Acidentes com máquinas
No campo, máquinas forrageiras que são usadas para triturar capim e galhos são as que mais vitimam as crianças. Andréa Tannus, auditora fiscal do Trabalho na Bahia, diz que houve ao menos três acidentes com mutilação de menores nos últimos anos:
— Essas máquinas são campeãs de acidentes de trabalho com crianças e adolescentes. Outro complicador é que são famílias vulneráveis, muitas vezes os pais levam filhos para trabalhar em fazenda e ainda convivem com a culpa.
“Já encontramos crianças em polo têxtil com jornadas de nove horas por dia. Encontramos uma criança manuseando uma lata de querosene e fogo, para queimar as pontas dos fios. Imagina o risco!”
Hoje, na Bahia, há dez procedimentos envolvendo investigação de acidentes com menores no trabalho. Um dos mais recentes foi na Região Metropolitana de Salvador. Um jovem de 16 anos estava trabalhando informalmente numa obra quando o material tocou na rede elétrica. O choque foi mortal.
— Acompanho ainda dois casos, de uma menina, de 12 anos, e um menino de 14, que tiveram os dedos decepados na forrageira — diz Andréa.
Coordenador nacional de Fiscalização do Trabalho Infantil da Secretaria de Inspeção do Trabalho do Ministério do Trabalho, Roberto Padilha Guimarães, diz que o risco do uso de mão de obra de crianças e adolescentes já começa nos equipamentos, cuja ergonomia é pensada para adultos:
— Os EPIs (equipamentos de proteção individual) são feitos para adultos, o que torna maior o risco de acidentes. Por mais que o adolescente tenha complexão física para o trabalho, está com o organismo em desenvolvimento, é muito mais vulnerável a acidentes.
Pelos números do IBGE, de 2023, há mais de meio milhão na faixa entre 5 e 17 anos em atividades perigosas no Brasil. Segundo Guimarães, foram retiradas 15.541 crianças e adolescentes do trabalho infantil, de 2017 até 2024. Somente este ano, já foram 1.537. E 86% delas estavam nas piores formas de ocupação infantil, mais expostas a acidentes e doenças do trabalho.
“A máquina de cilindro para esticar massa amassou os três dedos. Ele estava sem proteção numa máquina que não atendia às normas de segurança. Em nenhuma hipótese ele poderia estar ali”

### Sobre o exercício
Dê continuidade ao texto sobre acidentes de trabalho com crianças e adolescentes, começando logo após a última frase apresentada.

### Dados fornecidos

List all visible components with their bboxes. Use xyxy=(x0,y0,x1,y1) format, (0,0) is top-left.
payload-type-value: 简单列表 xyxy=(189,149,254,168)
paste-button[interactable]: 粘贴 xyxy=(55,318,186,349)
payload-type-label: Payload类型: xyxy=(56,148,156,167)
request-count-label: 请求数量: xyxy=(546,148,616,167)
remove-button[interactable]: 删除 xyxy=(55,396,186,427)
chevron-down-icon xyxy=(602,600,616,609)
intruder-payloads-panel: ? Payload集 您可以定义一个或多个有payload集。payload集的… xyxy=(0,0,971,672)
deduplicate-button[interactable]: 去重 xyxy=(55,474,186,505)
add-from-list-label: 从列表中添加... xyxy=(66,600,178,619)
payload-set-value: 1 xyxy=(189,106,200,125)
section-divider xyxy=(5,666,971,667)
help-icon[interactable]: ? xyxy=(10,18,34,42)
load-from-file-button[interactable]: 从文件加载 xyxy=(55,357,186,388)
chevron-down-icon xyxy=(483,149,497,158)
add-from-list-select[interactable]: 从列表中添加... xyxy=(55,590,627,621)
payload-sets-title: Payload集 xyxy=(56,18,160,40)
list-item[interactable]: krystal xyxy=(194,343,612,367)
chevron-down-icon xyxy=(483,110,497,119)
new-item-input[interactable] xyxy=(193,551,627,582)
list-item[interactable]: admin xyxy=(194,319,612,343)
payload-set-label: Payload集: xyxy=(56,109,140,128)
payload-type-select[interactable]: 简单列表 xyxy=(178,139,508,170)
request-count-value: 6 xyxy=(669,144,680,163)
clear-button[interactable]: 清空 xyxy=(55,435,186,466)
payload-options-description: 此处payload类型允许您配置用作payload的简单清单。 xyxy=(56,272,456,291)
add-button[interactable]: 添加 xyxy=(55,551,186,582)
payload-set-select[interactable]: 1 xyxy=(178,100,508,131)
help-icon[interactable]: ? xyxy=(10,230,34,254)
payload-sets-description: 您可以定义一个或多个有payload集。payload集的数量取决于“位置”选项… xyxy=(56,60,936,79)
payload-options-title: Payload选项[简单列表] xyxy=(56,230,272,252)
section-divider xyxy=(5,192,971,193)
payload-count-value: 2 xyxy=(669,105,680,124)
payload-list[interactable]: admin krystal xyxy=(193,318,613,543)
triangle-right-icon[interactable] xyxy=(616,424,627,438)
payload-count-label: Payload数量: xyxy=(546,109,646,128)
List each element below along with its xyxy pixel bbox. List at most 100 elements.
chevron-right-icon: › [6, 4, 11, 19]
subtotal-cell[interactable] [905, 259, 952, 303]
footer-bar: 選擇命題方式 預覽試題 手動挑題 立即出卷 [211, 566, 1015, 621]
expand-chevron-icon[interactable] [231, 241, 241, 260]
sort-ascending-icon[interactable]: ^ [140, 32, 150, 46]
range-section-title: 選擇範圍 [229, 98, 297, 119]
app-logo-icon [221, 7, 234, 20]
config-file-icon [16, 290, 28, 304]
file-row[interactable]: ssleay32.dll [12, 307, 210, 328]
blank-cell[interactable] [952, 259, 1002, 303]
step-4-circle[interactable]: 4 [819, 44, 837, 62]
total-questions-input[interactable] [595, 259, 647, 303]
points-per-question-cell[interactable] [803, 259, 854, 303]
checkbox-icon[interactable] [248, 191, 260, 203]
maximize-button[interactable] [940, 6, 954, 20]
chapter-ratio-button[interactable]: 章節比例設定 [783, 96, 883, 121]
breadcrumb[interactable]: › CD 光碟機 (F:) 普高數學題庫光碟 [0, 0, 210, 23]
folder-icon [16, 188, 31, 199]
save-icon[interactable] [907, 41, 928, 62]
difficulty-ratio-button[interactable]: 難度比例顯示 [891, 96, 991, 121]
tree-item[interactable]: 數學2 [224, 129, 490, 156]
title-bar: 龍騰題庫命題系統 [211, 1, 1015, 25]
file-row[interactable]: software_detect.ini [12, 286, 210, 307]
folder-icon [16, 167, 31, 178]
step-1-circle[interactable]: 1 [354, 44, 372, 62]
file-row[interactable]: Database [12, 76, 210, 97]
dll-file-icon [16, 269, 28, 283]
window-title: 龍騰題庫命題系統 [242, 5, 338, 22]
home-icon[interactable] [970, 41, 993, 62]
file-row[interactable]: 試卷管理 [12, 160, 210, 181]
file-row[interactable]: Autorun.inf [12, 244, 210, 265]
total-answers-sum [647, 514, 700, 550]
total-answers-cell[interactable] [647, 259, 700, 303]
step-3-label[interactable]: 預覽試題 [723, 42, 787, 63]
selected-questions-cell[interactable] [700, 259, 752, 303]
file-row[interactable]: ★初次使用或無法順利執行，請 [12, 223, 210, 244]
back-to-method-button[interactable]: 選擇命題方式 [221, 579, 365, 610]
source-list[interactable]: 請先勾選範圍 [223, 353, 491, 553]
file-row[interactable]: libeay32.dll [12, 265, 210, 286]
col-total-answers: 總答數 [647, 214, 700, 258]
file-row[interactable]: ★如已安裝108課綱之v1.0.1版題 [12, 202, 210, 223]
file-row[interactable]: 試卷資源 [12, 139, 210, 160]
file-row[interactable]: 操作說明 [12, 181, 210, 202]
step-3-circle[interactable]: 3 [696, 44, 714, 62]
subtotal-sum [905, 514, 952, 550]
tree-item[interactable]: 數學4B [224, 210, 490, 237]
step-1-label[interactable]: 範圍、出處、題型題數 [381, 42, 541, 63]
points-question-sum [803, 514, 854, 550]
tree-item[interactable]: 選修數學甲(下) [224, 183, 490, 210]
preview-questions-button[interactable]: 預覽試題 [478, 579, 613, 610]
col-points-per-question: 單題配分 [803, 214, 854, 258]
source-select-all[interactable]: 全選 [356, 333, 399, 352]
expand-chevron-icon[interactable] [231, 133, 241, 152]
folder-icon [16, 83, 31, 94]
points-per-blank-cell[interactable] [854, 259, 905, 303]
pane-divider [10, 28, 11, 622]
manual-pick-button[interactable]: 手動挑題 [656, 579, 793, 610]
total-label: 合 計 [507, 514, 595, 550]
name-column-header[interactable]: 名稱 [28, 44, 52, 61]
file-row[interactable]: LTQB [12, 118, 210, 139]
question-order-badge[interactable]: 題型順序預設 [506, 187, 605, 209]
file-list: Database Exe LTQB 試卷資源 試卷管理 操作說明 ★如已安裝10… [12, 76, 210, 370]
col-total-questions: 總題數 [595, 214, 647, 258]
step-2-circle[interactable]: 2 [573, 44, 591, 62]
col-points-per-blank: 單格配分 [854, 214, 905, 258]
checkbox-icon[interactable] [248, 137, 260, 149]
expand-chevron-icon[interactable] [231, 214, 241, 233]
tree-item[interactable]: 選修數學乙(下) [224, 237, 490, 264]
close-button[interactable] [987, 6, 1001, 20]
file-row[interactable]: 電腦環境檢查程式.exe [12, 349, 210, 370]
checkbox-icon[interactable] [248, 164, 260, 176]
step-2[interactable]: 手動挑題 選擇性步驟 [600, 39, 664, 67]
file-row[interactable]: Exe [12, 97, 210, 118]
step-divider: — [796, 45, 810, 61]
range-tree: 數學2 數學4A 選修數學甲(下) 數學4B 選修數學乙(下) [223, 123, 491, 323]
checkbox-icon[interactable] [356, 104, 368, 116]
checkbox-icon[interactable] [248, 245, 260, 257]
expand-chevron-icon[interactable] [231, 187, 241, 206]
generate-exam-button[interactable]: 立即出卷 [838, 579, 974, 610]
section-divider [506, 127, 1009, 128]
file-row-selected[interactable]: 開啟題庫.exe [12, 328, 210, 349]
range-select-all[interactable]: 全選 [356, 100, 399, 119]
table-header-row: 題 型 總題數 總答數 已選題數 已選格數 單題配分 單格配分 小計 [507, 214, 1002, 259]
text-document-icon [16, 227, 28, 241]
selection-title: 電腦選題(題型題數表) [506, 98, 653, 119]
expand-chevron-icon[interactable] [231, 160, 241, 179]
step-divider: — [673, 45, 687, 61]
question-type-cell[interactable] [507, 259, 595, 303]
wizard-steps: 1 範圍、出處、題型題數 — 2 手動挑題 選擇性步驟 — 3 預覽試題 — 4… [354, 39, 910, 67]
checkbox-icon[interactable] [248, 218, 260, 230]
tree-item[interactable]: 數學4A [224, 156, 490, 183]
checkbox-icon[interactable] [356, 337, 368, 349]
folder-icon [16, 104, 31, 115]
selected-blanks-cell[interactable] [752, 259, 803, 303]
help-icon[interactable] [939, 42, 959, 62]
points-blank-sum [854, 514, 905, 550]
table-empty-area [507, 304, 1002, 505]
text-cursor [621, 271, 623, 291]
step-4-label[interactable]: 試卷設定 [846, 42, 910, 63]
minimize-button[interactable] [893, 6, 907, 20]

### Sua resposta
São quase 3 mil crianças retiradas de atividades laborais anualmente pelo Ministério do Trabalho, que começou a atuar com um Grupo Móvel do Trabalho Infantil, nos moldes do que já existe para o trabalho análogo à escravidão, unindo várias instâncias para fiscalizar e realizando operações mais focadas em situações que concentram crianças e adolescentes.
— Já encontramos crianças em polo têxtil com jornadas de nove horas por dia. Encontramos uma criança manuseando uma lata de querosene e fogo, para queimar as pontas dos fios. Imagina o risco! — conta o coordenador.
Nessa operação, foram encontradas 301 crianças em 46 locais. Em outra frente, ele lembra ter encontrado um menino de 10 anos trabalhando num açougue, com moedor de carne:
— A criança empurrava com a mão a carne dentro do moedor, na porta de um mercado municipal, aos olhos de todos, inclusive das autoridades.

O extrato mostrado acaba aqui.